* _Given exercise_:
Rewrite each line of the records below, substituting "right-bait" wherever "right-jig" appears and leaving everything else unchanged.

* _Excerpted data_:
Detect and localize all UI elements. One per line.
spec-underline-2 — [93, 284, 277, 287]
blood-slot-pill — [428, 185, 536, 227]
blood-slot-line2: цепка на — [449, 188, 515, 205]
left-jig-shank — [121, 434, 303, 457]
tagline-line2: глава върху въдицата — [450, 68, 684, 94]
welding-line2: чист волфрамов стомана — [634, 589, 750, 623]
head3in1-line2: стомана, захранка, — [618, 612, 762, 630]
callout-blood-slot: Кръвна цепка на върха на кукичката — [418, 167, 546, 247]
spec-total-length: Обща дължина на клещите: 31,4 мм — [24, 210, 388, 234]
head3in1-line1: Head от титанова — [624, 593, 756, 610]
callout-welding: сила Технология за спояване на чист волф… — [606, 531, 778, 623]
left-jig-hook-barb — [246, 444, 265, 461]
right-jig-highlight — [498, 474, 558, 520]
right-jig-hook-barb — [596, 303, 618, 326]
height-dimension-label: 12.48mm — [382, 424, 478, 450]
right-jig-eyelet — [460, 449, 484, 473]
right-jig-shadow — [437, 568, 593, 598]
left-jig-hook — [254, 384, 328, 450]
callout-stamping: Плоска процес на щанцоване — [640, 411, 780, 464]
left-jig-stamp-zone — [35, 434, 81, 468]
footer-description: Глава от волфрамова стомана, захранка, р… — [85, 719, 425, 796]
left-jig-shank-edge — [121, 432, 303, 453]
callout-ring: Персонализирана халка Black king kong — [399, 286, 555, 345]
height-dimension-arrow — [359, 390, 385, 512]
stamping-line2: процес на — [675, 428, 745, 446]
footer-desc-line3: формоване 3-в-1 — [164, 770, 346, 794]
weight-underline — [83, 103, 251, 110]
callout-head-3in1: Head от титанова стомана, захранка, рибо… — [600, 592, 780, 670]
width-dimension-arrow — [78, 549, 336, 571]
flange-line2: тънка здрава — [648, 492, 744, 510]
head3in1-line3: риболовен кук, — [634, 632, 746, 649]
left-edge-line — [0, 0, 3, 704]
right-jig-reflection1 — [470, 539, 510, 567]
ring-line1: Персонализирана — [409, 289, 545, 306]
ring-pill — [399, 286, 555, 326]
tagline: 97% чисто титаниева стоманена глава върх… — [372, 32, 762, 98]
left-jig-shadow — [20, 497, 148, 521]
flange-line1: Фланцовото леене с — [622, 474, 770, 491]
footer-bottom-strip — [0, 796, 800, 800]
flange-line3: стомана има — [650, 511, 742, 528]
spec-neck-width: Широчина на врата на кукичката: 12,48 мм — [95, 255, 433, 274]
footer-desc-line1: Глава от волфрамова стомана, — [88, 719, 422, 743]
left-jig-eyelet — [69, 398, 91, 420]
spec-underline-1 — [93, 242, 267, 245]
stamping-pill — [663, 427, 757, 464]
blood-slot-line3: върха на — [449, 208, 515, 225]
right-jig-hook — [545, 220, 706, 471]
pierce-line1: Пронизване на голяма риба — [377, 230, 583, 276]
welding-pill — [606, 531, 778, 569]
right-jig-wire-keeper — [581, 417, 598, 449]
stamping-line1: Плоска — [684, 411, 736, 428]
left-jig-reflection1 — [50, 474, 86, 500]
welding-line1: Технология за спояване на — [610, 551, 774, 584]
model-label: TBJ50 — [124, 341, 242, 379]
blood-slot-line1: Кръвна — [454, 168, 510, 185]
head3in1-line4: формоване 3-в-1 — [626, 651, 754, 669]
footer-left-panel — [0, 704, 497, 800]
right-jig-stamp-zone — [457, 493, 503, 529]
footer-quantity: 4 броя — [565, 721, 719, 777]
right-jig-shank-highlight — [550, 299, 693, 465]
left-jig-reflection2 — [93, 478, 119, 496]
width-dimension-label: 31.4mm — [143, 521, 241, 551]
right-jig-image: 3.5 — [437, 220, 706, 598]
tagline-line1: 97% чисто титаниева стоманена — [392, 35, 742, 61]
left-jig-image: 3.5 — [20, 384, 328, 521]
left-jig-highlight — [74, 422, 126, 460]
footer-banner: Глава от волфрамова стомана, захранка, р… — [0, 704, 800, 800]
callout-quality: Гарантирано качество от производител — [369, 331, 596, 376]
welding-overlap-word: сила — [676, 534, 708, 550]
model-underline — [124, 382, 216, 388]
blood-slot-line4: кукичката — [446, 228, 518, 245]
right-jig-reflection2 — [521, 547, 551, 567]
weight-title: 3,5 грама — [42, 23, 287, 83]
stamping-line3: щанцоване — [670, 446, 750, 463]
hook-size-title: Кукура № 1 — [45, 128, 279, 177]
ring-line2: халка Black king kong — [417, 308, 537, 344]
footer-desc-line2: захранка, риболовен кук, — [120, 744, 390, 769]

* _Answer to this task_:
Detect and localize all UI elements. One per line.
spec-underline-2 — [93, 284, 277, 287]
blood-slot-pill — [428, 185, 536, 227]
blood-slot-line2: цепка на — [449, 188, 515, 205]
left-jig-shank — [121, 434, 303, 457]
tagline-line2: глава върху въдицата — [450, 68, 684, 94]
welding-line2: чист волфрамов стомана — [634, 589, 750, 623]
head3in1-line2: стомана, захранка, — [618, 612, 762, 630]
callout-blood-slot: Кръвна цепка на върха на кукичката — [418, 167, 546, 247]
spec-total-length: Обща дължина на клещите: 31,4 мм — [24, 210, 388, 234]
head3in1-line1: Head от титанова — [624, 593, 756, 610]
callout-welding: сила Технология за спояване на чист волф… — [606, 531, 778, 623]
left-jig-hook-barb — [246, 444, 265, 461]
right-bait-highlight — [498, 474, 558, 520]
right-bait-hook-barb — [596, 303, 618, 326]
height-dimension-label: 12.48mm — [382, 424, 478, 450]
right-bait-eyelet — [460, 449, 484, 473]
right-bait-shadow — [437, 568, 593, 598]
left-jig-hook — [254, 384, 328, 450]
callout-stamping: Плоска процес на щанцоване — [640, 411, 780, 464]
left-jig-stamp-zone — [35, 434, 81, 468]
footer-description: Глава от волфрамова стомана, захранка, р… — [85, 719, 425, 796]
left-jig-shank-edge — [121, 432, 303, 453]
callout-ring: Персонализирана халка Black king kong — [399, 286, 555, 345]
height-dimension-arrow — [359, 390, 385, 512]
stamping-line2: процес на — [675, 428, 745, 446]
footer-desc-line3: формоване 3-в-1 — [164, 770, 346, 794]
weight-underline — [83, 103, 251, 110]
callout-head-3in1: Head от титанова стомана, захранка, рибо… — [600, 592, 780, 670]
width-dimension-arrow — [78, 549, 336, 571]
flange-line2: тънка здрава — [648, 492, 744, 510]
head3in1-line3: риболовен кук, — [634, 632, 746, 649]
left-edge-line — [0, 0, 3, 704]
right-bait-reflection1 — [470, 539, 510, 567]
ring-line1: Персонализирана — [409, 289, 545, 306]
ring-pill — [399, 286, 555, 326]
tagline: 97% чисто титаниева стоманена глава върх… — [372, 32, 762, 98]
left-jig-shadow — [20, 497, 148, 521]
flange-line1: Фланцовото леене с — [622, 474, 770, 491]
footer-bottom-strip — [0, 796, 800, 800]
flange-line3: стомана има — [650, 511, 742, 528]
spec-neck-width: Широчина на врата на кукичката: 12,48 мм — [95, 255, 433, 274]
footer-desc-line1: Глава от волфрамова стомана, — [88, 719, 422, 743]
left-jig-eyelet — [69, 398, 91, 420]
spec-underline-1 — [93, 242, 267, 245]
stamping-pill — [663, 427, 757, 464]
blood-slot-line3: върха на — [449, 208, 515, 225]
right-bait-hook — [545, 220, 706, 471]
pierce-line1: Пронизване на голяма риба — [377, 230, 583, 276]
welding-pill — [606, 531, 778, 569]
right-bait-wire-keeper — [581, 417, 598, 449]
stamping-line1: Плоска — [684, 411, 736, 428]
left-jig-reflection1 — [50, 474, 86, 500]
welding-line1: Технология за спояване на — [610, 551, 774, 584]
model-label: TBJ50 — [124, 341, 242, 379]
blood-slot-line1: Кръвна — [454, 168, 510, 185]
head3in1-line4: формоване 3-в-1 — [626, 651, 754, 669]
footer-left-panel — [0, 704, 497, 800]
right-bait-stamp-zone — [457, 493, 503, 529]
footer-quantity: 4 броя — [565, 721, 719, 777]
right-bait-shank-highlight — [550, 299, 693, 465]
left-jig-reflection2 — [93, 478, 119, 496]
width-dimension-label: 31.4mm — [143, 521, 241, 551]
right-bait-image: 3.5 — [437, 220, 706, 598]
tagline-line1: 97% чисто титаниева стоманена — [392, 35, 742, 61]
left-jig-image: 3.5 — [20, 384, 328, 521]
left-jig-highlight — [74, 422, 126, 460]
footer-banner: Глава от волфрамова стомана, захранка, р… — [0, 704, 800, 800]
callout-quality: Гарантирано качество от производител — [369, 331, 596, 376]
welding-overlap-word: сила — [676, 534, 708, 550]
model-underline — [124, 382, 216, 388]
blood-slot-line4: кукичката — [446, 228, 518, 245]
right-bait-reflection2 — [521, 547, 551, 567]
weight-title: 3,5 грама — [42, 23, 287, 83]
stamping-line3: щанцоване — [670, 446, 750, 463]
hook-size-title: Кукура № 1 — [45, 128, 279, 177]
ring-line2: халка Black king kong — [417, 308, 537, 344]
footer-desc-line2: захранка, риболовен кук, — [120, 744, 390, 769]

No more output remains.